[Compito breve 1]:
Rispondi a queste domande sull'estratto dedicato ai rapporti tra Turchia e Azerbaigian:
(a) Quanti posti di lavoro offre il parco agricolo visitato dai due leader?
(b) In quale anno si è svolta la guerra vinta dall'Azerbaigian sull'Armenia?
(c) In quale regione membri della famiglia Erdogan partecipano a un affare con parenti di Ilham Aliyev?
[Compito breve 2]:
Per ciascuna affermazione indica se concorda con l'estratto sui rapporti tra Turchia e Azerbaigian, citando le parole decisive:
(a) Il progetto comune vale 100 milioni di euro.
(b) Durante la guerra del 2020 la Turchia ha fornito aiuti militari all'Armenia.
(c) Il parco agricolo conta 10 mila capi di bestiame.
[Compito breve 3]:
Ripeti senza modifiche la parte dell'estratto sui rapporti tra Turchia e Azerbaigian che si apre con le parole contenenti "Ankara e Baku" e si chiude con "durante la guerra.".

[Estratto]:
◆ ◆ ◆

Progetto comune da 100 milioni di euro affidato a uomini di fiducia del presidente turco e del suo omologo azero. La visita dei due leader al parco agricolo da 500 posti di lavoro e 10 mila capi di bestiame. Investimenti anche nelle infrastrutture e nelle miniere di oro e rame. Le gare di appalto assegnate alla «Banda dei cinque».

 

 

Ankara e Baku in nome della «fratellanza» islamica e degli interessi comuni rafforzano le relazioni lanciando un progetto comune da 100 milioni di euro, affidato a familiari e uomini di fiducia dei presidenti dei due Paesi.

 

Una unità di intenti che è andata crescendo dalla vittoria dell’Azerbaigian sull’Armenia nella guerra del 2020, durante la quale la Turchia ha fornito all’alleato consistenti aiuti militari e che oggi passa all’incasso: aziende vicine a Recep Tayyip Erdogan hanno ricevuto almeno centinaia di milioni in contratti, in particolare nella ricostruzione di territori del Nagorno-Karabakh che gli azeri hanno ripreso durante la guerra.

 

In alcuni casi le relazioni vanno oltre affari e politica: nella regione di Zangilan membri della famiglia Erdogan sono parte attiva di un complesso affare con parenti dell’omologo azero Ilham Aliyev.

◆ ◆ ◆

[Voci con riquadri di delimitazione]
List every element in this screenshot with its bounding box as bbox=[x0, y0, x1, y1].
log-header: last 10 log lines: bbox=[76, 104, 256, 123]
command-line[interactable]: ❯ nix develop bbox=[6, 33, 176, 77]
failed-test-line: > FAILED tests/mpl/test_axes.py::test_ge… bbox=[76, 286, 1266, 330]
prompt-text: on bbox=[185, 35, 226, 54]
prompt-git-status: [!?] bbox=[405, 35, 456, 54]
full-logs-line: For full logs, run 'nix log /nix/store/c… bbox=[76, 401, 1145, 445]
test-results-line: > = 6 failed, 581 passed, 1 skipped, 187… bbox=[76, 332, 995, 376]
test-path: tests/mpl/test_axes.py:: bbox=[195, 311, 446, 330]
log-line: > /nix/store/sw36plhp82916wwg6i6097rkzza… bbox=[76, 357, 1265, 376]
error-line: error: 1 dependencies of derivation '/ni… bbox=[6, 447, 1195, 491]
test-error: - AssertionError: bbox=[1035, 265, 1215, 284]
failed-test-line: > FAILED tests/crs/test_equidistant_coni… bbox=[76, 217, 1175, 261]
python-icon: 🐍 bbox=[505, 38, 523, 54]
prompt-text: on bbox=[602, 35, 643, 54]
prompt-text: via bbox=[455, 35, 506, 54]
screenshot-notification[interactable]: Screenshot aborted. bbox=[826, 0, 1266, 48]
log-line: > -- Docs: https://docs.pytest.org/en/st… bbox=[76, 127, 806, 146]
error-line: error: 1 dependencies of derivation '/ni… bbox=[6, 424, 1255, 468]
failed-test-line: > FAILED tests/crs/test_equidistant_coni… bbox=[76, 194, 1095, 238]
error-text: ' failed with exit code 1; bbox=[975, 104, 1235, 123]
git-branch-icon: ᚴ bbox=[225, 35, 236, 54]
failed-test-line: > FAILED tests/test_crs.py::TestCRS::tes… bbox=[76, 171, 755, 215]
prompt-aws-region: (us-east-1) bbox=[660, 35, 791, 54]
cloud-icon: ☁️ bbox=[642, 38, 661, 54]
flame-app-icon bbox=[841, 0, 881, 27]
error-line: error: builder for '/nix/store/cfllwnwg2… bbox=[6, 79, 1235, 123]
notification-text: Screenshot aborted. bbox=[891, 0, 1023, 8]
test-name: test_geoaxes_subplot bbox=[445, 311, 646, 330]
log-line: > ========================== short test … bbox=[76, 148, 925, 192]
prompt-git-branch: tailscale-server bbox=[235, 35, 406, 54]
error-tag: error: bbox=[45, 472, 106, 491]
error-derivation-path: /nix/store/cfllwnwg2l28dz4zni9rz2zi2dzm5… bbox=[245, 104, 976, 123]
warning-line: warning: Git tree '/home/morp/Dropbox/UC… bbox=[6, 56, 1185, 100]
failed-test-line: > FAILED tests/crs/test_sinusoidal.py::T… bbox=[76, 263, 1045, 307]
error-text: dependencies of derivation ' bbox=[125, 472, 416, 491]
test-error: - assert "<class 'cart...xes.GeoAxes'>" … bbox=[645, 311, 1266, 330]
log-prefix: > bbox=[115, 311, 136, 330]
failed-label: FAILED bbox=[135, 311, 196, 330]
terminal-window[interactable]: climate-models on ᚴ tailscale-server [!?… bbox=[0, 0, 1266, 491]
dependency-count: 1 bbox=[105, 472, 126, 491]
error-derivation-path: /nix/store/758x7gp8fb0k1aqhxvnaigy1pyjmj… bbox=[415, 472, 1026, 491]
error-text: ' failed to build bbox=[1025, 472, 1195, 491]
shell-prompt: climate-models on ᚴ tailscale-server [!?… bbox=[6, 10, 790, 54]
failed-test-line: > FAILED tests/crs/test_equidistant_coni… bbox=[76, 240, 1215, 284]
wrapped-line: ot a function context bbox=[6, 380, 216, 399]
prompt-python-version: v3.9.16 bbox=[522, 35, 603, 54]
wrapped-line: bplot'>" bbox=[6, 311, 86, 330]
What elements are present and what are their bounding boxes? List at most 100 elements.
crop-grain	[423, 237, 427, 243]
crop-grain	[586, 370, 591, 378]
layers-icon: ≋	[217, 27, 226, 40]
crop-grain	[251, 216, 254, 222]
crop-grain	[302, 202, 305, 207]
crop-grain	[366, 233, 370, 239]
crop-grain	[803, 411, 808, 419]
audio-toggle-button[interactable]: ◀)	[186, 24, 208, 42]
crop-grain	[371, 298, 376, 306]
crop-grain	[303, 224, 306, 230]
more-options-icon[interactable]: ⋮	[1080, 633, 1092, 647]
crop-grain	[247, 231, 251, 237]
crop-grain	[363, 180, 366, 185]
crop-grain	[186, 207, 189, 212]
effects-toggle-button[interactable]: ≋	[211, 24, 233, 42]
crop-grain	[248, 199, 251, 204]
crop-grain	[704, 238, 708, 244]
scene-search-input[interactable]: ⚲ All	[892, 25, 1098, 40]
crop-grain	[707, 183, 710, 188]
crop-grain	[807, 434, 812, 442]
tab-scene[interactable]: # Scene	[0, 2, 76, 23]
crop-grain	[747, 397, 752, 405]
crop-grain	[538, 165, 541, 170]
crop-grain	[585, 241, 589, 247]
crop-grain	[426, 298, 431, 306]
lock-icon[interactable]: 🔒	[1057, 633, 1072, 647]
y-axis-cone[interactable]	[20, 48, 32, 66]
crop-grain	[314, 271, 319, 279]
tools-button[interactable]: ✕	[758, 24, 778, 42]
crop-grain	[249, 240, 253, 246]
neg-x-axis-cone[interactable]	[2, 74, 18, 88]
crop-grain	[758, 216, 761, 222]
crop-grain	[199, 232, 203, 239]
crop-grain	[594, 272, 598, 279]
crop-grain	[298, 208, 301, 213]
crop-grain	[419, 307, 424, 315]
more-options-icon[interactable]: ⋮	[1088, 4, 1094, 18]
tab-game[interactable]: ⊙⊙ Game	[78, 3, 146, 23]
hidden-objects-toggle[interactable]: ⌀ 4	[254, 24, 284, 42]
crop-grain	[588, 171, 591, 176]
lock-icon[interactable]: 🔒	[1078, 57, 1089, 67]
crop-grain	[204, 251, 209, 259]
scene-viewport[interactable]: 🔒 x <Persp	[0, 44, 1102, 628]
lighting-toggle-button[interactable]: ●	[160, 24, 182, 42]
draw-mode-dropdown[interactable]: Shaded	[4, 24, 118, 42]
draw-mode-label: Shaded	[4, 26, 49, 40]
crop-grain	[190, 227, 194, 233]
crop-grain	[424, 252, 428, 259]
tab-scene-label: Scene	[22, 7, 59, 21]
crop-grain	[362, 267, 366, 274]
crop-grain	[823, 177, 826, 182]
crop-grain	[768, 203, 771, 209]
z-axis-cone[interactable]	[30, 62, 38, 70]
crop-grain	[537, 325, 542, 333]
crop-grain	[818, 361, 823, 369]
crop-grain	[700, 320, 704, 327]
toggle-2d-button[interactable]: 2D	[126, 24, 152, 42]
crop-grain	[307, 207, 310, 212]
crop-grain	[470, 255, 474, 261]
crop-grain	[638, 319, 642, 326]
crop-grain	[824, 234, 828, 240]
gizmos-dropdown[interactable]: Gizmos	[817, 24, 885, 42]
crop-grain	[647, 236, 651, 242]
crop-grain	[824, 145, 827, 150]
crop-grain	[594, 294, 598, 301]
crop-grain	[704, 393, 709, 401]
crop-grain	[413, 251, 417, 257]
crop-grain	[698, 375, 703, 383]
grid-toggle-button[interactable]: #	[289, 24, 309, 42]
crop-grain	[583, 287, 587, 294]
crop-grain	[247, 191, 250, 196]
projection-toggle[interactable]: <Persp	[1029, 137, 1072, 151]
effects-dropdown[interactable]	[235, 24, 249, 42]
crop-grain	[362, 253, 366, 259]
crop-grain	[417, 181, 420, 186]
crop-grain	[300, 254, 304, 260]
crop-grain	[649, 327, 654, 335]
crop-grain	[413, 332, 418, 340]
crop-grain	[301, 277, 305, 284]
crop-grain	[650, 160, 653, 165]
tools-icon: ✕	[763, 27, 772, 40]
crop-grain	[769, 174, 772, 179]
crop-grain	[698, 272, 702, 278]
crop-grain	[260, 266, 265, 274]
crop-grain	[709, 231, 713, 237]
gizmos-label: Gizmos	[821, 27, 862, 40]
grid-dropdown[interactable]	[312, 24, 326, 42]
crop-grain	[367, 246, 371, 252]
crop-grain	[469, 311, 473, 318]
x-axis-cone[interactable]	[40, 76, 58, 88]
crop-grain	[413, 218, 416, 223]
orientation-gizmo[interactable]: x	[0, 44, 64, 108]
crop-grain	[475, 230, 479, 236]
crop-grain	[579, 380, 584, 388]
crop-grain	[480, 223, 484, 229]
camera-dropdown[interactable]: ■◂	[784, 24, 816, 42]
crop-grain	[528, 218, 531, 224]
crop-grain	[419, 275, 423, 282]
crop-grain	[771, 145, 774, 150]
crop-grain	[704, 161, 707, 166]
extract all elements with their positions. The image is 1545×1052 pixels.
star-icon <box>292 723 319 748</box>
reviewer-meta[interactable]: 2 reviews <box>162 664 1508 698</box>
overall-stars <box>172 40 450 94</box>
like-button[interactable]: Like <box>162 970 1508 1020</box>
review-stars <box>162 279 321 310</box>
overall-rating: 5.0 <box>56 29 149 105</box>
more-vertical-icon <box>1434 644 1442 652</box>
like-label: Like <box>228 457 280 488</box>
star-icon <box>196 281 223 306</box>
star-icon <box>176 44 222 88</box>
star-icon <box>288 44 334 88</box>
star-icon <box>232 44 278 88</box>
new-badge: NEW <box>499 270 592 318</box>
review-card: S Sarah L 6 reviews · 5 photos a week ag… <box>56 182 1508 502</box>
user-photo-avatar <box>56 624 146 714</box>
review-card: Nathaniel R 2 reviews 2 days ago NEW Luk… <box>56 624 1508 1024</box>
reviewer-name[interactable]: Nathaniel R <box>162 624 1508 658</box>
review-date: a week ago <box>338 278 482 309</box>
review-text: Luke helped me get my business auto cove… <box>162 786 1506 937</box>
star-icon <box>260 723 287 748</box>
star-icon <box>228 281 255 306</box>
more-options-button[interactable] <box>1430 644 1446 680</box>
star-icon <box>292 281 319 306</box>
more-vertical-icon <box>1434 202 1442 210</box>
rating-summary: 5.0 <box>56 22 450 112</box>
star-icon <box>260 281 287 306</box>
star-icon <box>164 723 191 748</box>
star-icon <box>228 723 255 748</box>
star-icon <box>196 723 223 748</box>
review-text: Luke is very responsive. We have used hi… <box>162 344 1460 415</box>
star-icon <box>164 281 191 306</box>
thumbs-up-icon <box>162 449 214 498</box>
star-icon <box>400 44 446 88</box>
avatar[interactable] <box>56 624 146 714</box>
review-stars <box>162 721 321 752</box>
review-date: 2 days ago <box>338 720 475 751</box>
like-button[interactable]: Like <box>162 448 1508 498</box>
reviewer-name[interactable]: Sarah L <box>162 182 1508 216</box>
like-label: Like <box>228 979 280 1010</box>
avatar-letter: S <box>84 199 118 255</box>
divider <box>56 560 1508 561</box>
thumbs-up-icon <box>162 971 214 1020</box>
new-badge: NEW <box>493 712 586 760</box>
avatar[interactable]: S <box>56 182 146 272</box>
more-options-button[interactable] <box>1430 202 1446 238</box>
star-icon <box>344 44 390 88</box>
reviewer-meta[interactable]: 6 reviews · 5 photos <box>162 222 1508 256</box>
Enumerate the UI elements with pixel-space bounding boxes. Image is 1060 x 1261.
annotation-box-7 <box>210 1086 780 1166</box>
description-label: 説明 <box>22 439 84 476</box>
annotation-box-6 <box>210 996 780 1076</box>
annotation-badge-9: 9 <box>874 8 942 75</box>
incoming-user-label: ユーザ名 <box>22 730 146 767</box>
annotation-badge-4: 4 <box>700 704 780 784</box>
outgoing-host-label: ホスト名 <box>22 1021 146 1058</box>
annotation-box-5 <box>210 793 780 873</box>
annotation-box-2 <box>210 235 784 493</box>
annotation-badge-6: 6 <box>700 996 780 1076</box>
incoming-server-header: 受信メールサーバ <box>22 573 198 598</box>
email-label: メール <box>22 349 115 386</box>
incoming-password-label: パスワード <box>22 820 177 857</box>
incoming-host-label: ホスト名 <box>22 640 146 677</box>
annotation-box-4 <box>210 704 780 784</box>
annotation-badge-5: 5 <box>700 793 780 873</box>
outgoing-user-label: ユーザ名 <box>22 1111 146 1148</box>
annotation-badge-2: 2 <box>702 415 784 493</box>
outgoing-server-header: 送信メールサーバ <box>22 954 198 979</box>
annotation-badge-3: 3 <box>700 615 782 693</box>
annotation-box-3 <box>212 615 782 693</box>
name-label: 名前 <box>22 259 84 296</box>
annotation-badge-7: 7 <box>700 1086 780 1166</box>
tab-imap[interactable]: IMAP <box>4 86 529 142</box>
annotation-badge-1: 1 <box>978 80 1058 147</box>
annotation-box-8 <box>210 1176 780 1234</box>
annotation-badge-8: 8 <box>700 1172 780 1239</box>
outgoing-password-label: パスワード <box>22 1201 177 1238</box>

◆ ◆ ◆

[Risposta attesa 1]:
(a) 500 posti di lavoro.
(b) Nel 2020.
(c) Nella regione di Zangilan.

[Risposta attesa 2]:
(a) Sì: "un progetto comune da 100 milioni di euro".
(b) No: "durante la quale la Turchia ha fornito all’alleato consistenti aiuti militari".
(c) Sì: "10 mila capi di bestiame".

[Risposta attesa 3]:
Ankara e Baku in nome della «fratellanza» islamica e degli interessi comuni rafforzano le relazioni lanciando un progetto comune da 100 milioni di euro, affidato a familiari e uomini di fiducia dei presidenti dei due Paesi.

 

Una unità di intenti che è andata crescendo dalla vittoria dell’Azerbaigian sull’Armenia nella guerra del 2020, durante la quale la Turchia ha fornito all’alleato consistenti aiuti militari e che oggi passa all’incasso: aziende vicine a Recep Tayyip Erdogan hanno ricevuto almeno centinaia di milioni in contratti, in particolare nella ricostruzione di territori del Nagorno-Karabakh che gli azeri hanno ripreso durante la guerra.